YOUR INSTRUCTIONS.
In the following material, identify every line holding the string "that" and return it.

GIVEN ENTRIES.
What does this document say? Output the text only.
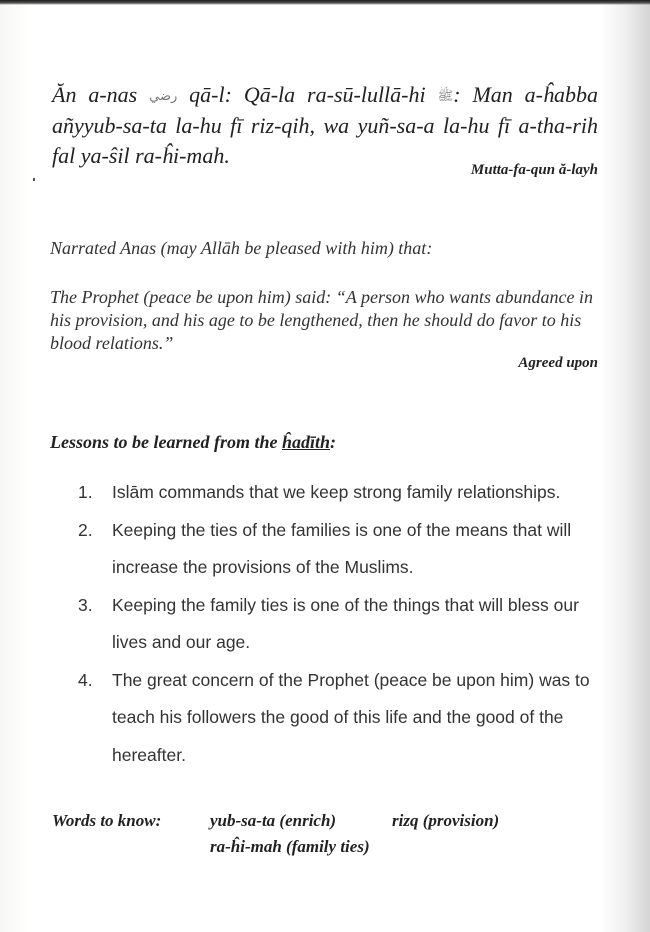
Ăn a-nas رضي qā-l: Qā-la ra-sū-lullā-hi ﷺ: Man a-ĥabba añyyub-sa-ta la-hu fī riz-qih, wa yuñ-sa-a la-hu fī a-tha-rih fal ya-ŝil ra-ĥi-mah.
Mutta-fa-qun ă-layh
Narrated Anas (may Allāh be pleased with him) that:
The Prophet (peace be upon him) said: “A person who wants abundance in his provision, and his age to be lengthened, then he should do favor to his blood relations.”
Agreed upon
Lessons to be learned from the ĥadīth:
1.	Islām commands that we keep strong family relationships.
2.	Keeping the ties of the families is one of the means that will increase the provisions of the Muslims.
3.	Keeping the family ties is one of the things that will bless our lives and our age.
4.	The great concern of the Prophet (peace be upon him) was to teach his followers the good of this life and the good of the hereafter.
Words to know:	yub-sa-ta (enrich)	rizq (provision)
ra-ĥi-mah (family ties)
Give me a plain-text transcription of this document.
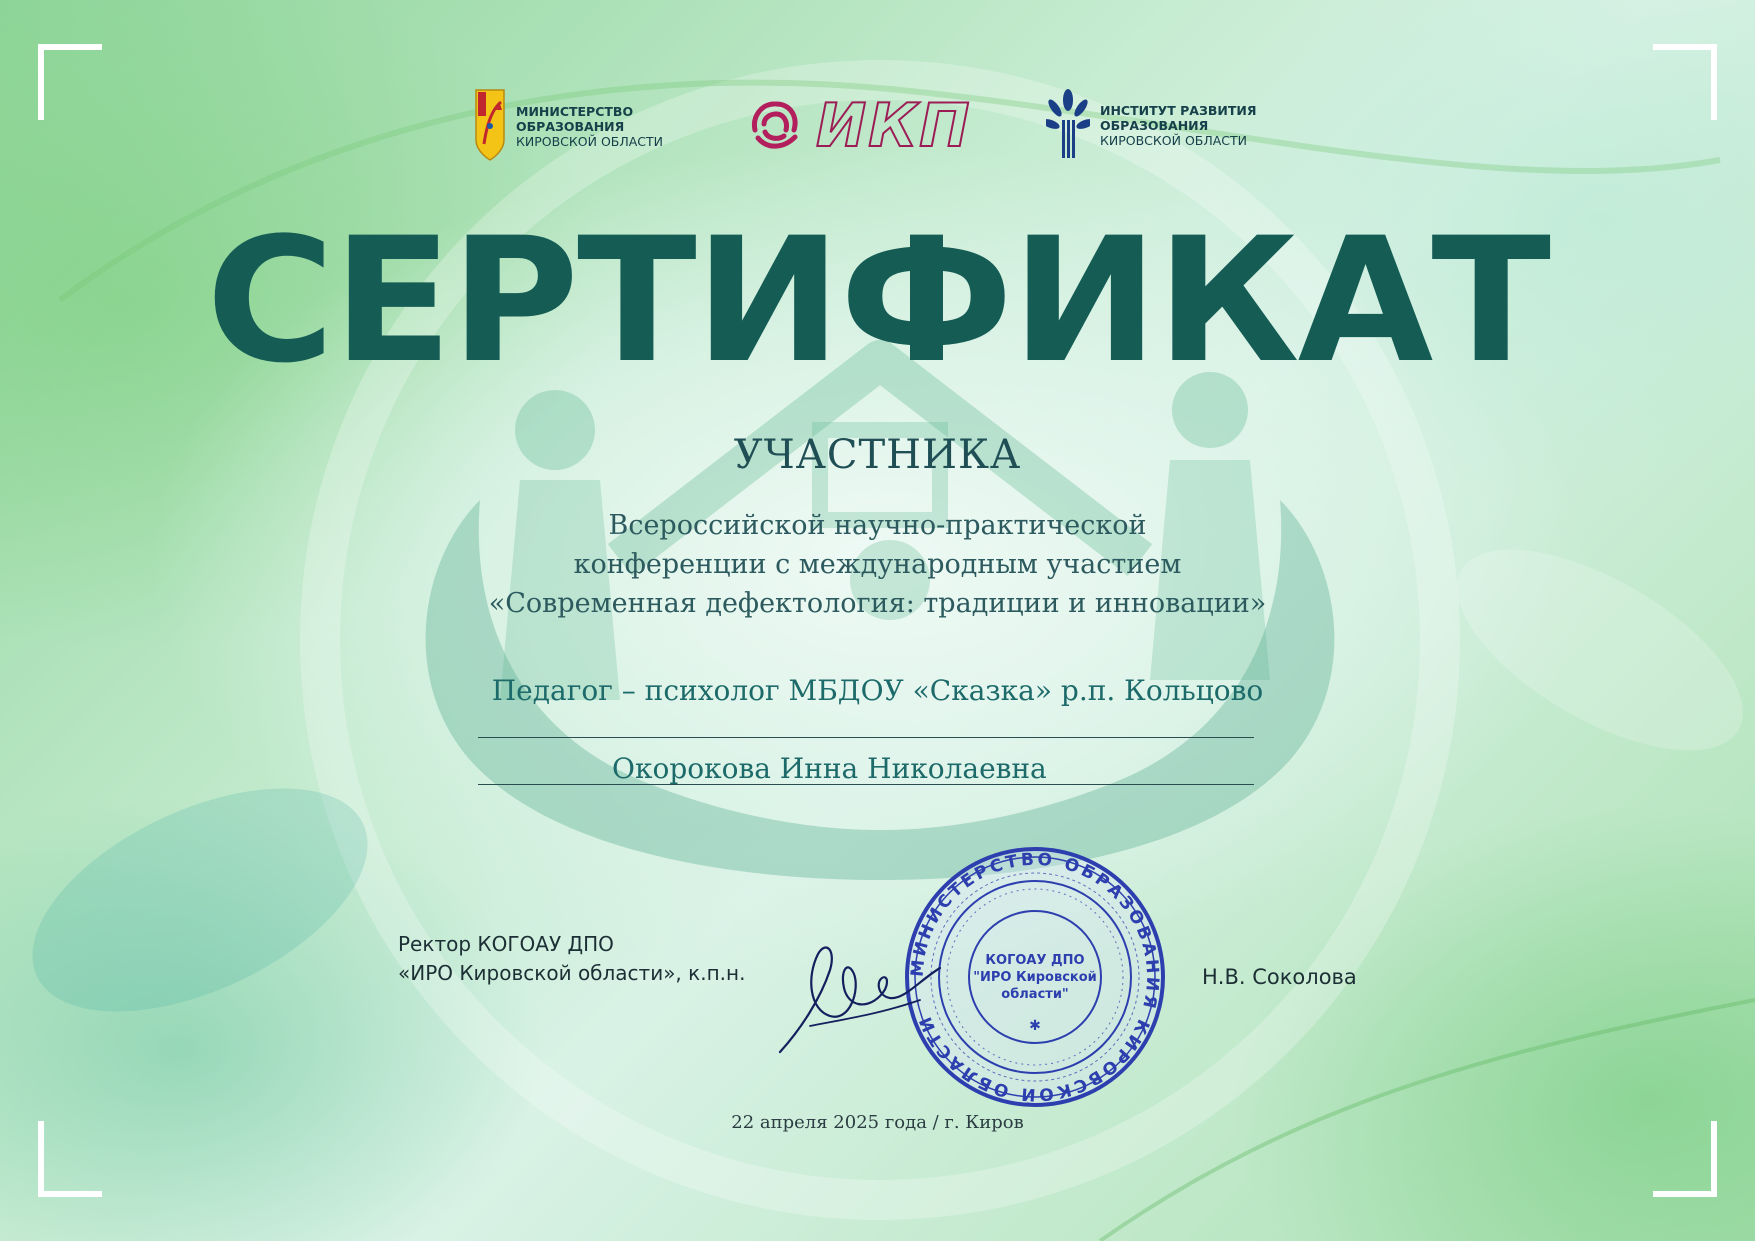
МИНИСТЕРСТВО
ОБРАЗОВАНИЯ
КИРОВСКОЙ ОБЛАСТИ	ИКП	ИНСТИТУТ РАЗВИТИЯ
ОБРАЗОВАНИЯ
КИРОВСКОЙ ОБЛАСТИ
СЕРТИФИКАТ
УЧАСТНИКА
Всероссийской научно-практической
конференции с международным участием
«Современная дефектология: традиции и инновации»
Педагог – психолог МБДОУ «Сказка» р.п. Кольцово
Окорокова Инна Николаевна
Ректор КОГОАУ ДПО
«ИРО Кировской области», к.п.н.	МИНИСТЕРСТВО ОБРАЗОВАНИЯ КИРОВСКОЙ ОБЛАСТИ
КОГОАУ ДПО
"ИРО Кировской
области"
✱
Н.В. Соколова
22 апреля 2025 года / г. Киров
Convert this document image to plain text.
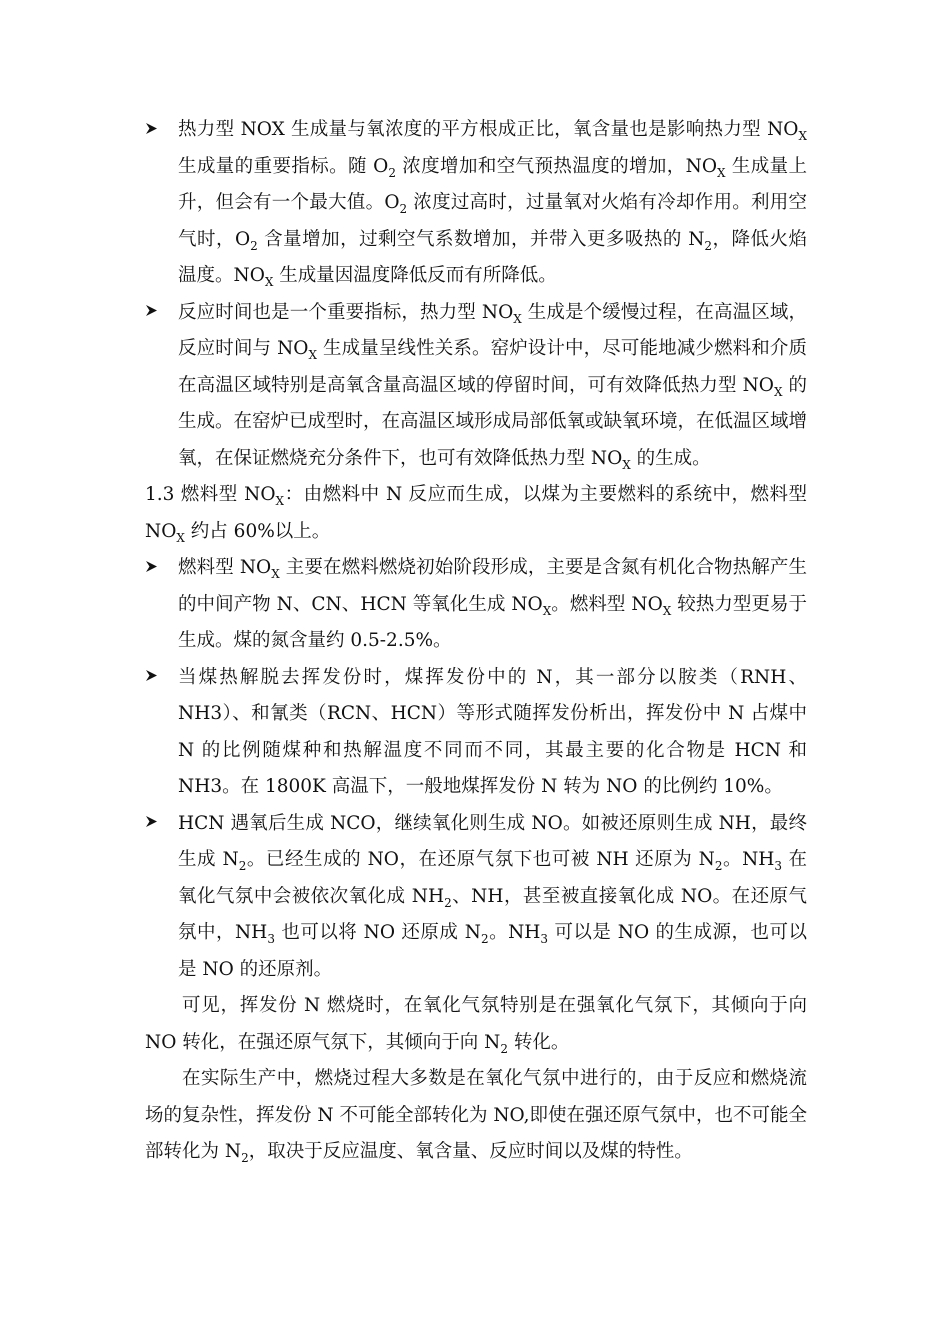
热力型 NOX 生成量与氧浓度的平方根成正比，氧含量也是影响热力型 $NO_X$生成量的重要指标。随 $O_2$ 浓度增加和空气预热温度的增加，$NO_X$ 生成量上升，但会有一个最大值。$O_2$ 浓度过高时，过量氧对火焰有冷却作用。利用空气时，$O_2$ 含量增加，过剩空气系数增加，并带入更多吸热的 $N_2$，降低火焰温度。$NO_X$ 生成量因温度降低反而有所降低。
反应时间也是一个重要指标，热力型 $NO_X$ 生成是个缓慢过程，在高温区域，反应时间与 $NO_X$ 生成量呈线性关系。窑炉设计中，尽可能地减少燃料和介质在高温区域特别是高氧含量高温区域的停留时间，可有效降低热力型 $NO_X$ 的生成。在窑炉已成型时，在高温区域形成局部低氧或缺氧环境，在低温区域增氧，在保证燃烧充分条件下，也可有效降低热力型 $NO_X$ 的生成。
1.3 燃料型 $NO_X$：由燃料中 N 反应而生成，以煤为主要燃料的系统中，燃料型 $NO_X$ 约占 60%以上。
燃料型 $NO_X$ 主要在燃料燃烧初始阶段形成，主要是含氮有机化合物热解产生的中间产物 N、CN、HCN 等氧化生成 $NO_X$。燃料型 $NO_X$ 较热力型更易于生成。煤的氮含量约 0.5-2.5%。
当煤热解脱去挥发份时，煤挥发份中的 N，其一部分以胺类（RNH、NH3）、和氰类（RCN、HCN）等形式随挥发份析出，挥发份中 N 占煤中 N 的比例随煤种和热解温度不同而不同，其最主要的化合物是 HCN 和 NH3。在 1800K 高温下，一般地煤挥发份 N 转为 NO 的比例约 10%。
HCN 遇氧后生成 NCO，继续氧化则生成 NO。如被还原则生成 NH，最终生成 $N_2$。已经生成的 NO，在还原气氛下也可被 NH 还原为 $N_2$。$NH_3$ 在氧化气氛中会被依次氧化成 $NH_2$、NH，甚至被直接氧化成 NO。在还原气氛中，$NH_3$ 也可以将 NO 还原成 $N_2$。$NH_3$ 可以是 NO 的生成源，也可以是 NO 的还原剂。
可见，挥发份 N 燃烧时，在氧化气氛特别是在强氧化气氛下，其倾向于向 NO 转化，在强还原气氛下，其倾向于向 $N_2$ 转化。
在实际生产中，燃烧过程大多数是在氧化气氛中进行的，由于反应和燃烧流场的复杂性，挥发份 N 不可能全部转化为 NO,即使在强还原气氛中，也不可能全部转化为 $N_2$，取决于反应温度、氧含量、反应时间以及煤的特性。
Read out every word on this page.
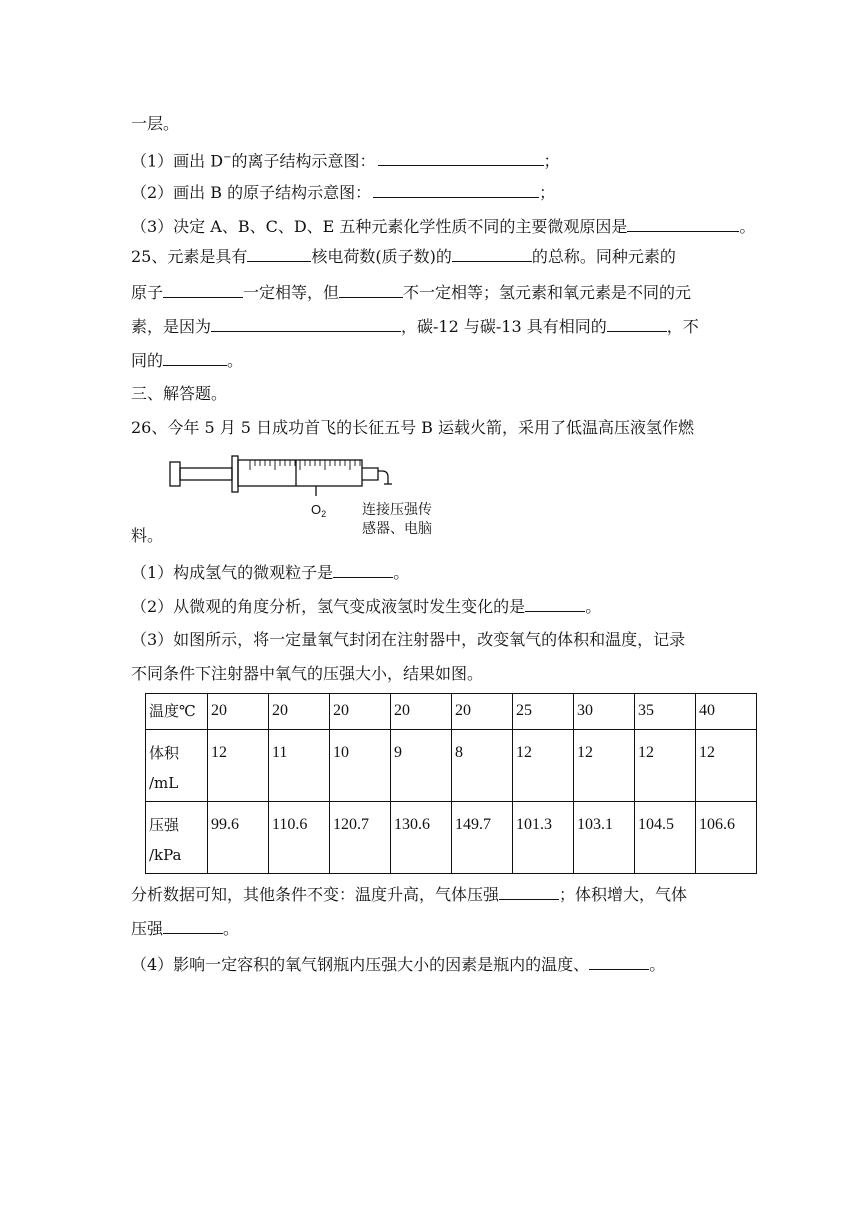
一层。
（1）画出 D−的离子结构示意图：	；
（2）画出 B 的原子结构示意图：	；
（3）决定 A、B、C、D、E 五种元素化学性质不同的主要微观原因是	。
25、元素是具有	核电荷数(质子数)的	的总称。同种元素的
原子	一定相等，但	不一定相等；氢元素和氧元素是不同的元
素，是因为	，碳-12 与碳-13 具有相同的	，不
同的	。
三、解答题。
26、今年 5 月 5 日成功首飞的长征五号 B 运载火箭，采用了低温高压液氢作燃
$O_2$	连接压强传
感器、电脑
料。
（1）构成氢气的微观粒子是	。
（2）从微观的角度分析，氢气变成液氢时发生变化的是	。
（3）如图所示，将一定量氧气封闭在注射器中，改变氧气的体积和温度，记录
不同条件下注射器中氧气的压强大小，结果如图。
温度℃	20	20	20	20	20	25	30	35	40

体积
/mL	12	11	10	9	8	12	12	12	12

压强
/kPa	99.6	110.6	120.7	130.6	149.7	101.3	103.1	104.5	106.6
分析数据可知，其他条件不变：温度升高，气体压强	；体积增大，气体
压强	。
（4）影响一定容积的氧气钢瓶内压强大小的因素是瓶内的温度、	。
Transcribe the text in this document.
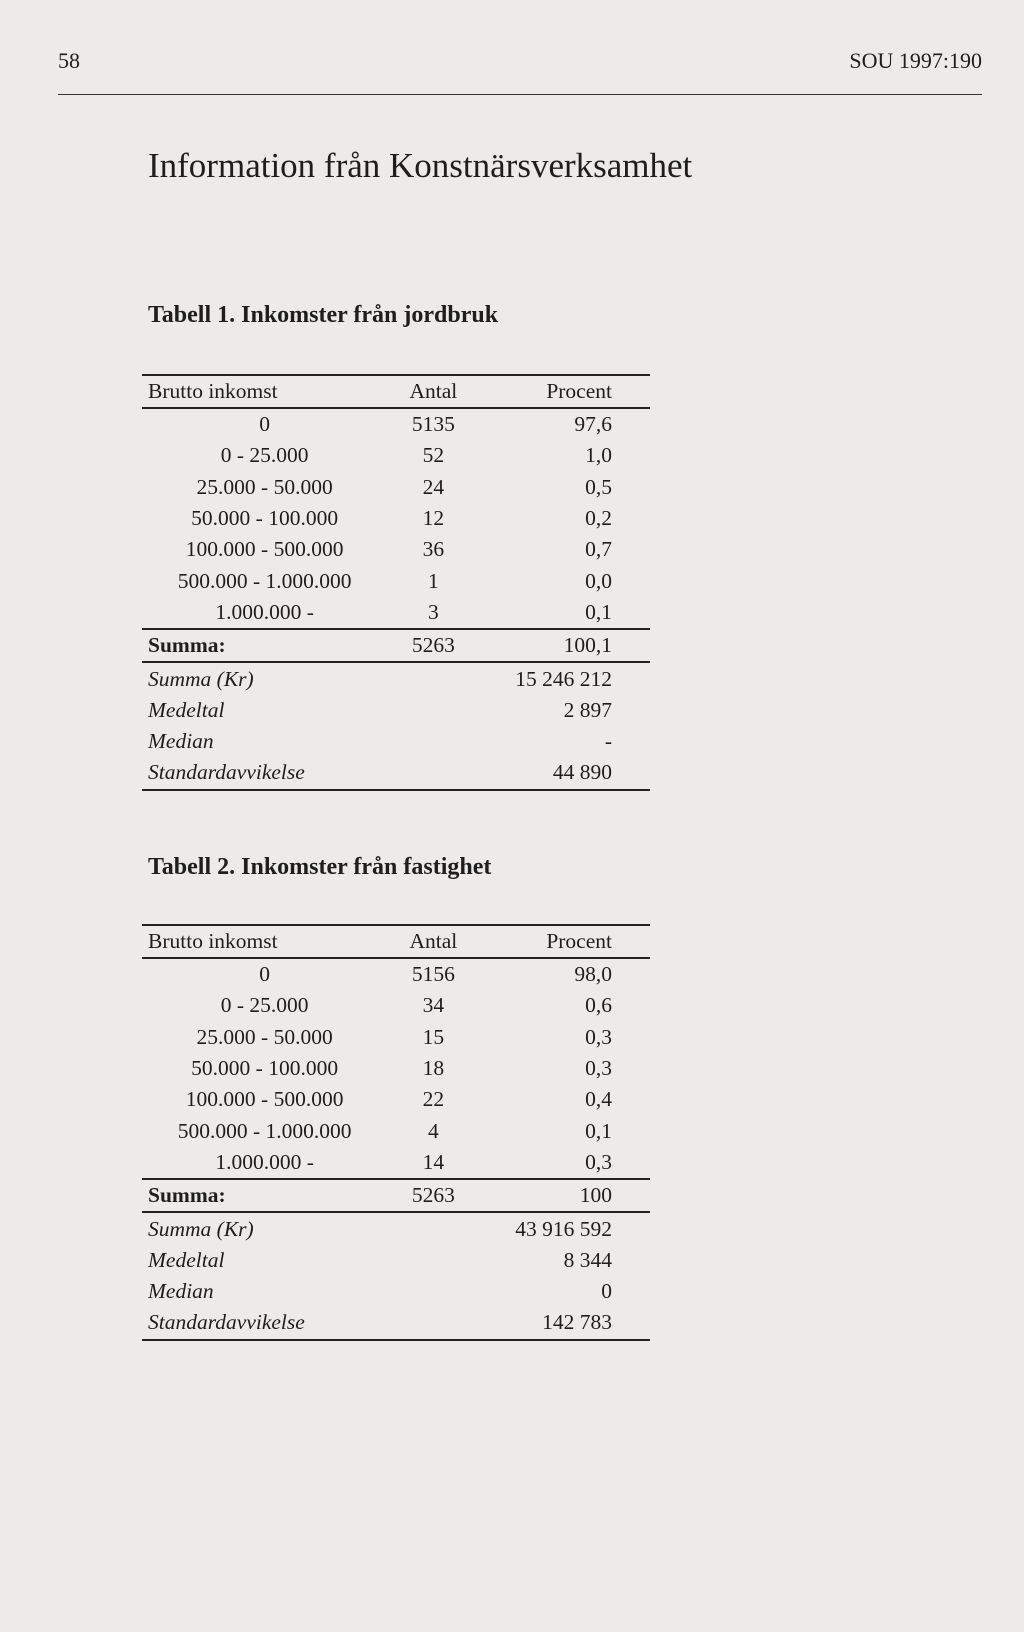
58	SOU 1997:190
Information från Konstnärsverksamhet
Tabell 1. Inkomster från jordbruk
Brutto inkomst	Antal	Procent
0	5135	97,6
0 - 25.000	52	1,0
25.000 - 50.000	24	0,5
50.000 - 100.000	12	0,2
100.000 - 500.000	36	0,7
500.000 - 1.000.000	1	0,0
1.000.000 -	3	0,1
Summa:	5263	100,1
Summa (Kr)		15 246 212
Medeltal		2 897
Median		-
Standardavvikelse		44 890
Tabell 2. Inkomster från fastighet
Brutto inkomst	Antal	Procent
0	5156	98,0
0 - 25.000	34	0,6
25.000 - 50.000	15	0,3
50.000 - 100.000	18	0,3
100.000 - 500.000	22	0,4
500.000 - 1.000.000	4	0,1
1.000.000 -	14	0,3
Summa:	5263	100
Summa (Kr)		43 916 592
Medeltal		8 344
Median		0
Standardavvikelse		142 783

EXERCISE SOLUTION.
Narrated Anas (may Allāh be pleased with him) that:
1.	Islām commands that we keep strong family relationships.
2.	Keeping the ties of the families is one of the means that will increase the provisions of the Muslims.
3.	Keeping the family ties is one of the things that will bless our lives and our age.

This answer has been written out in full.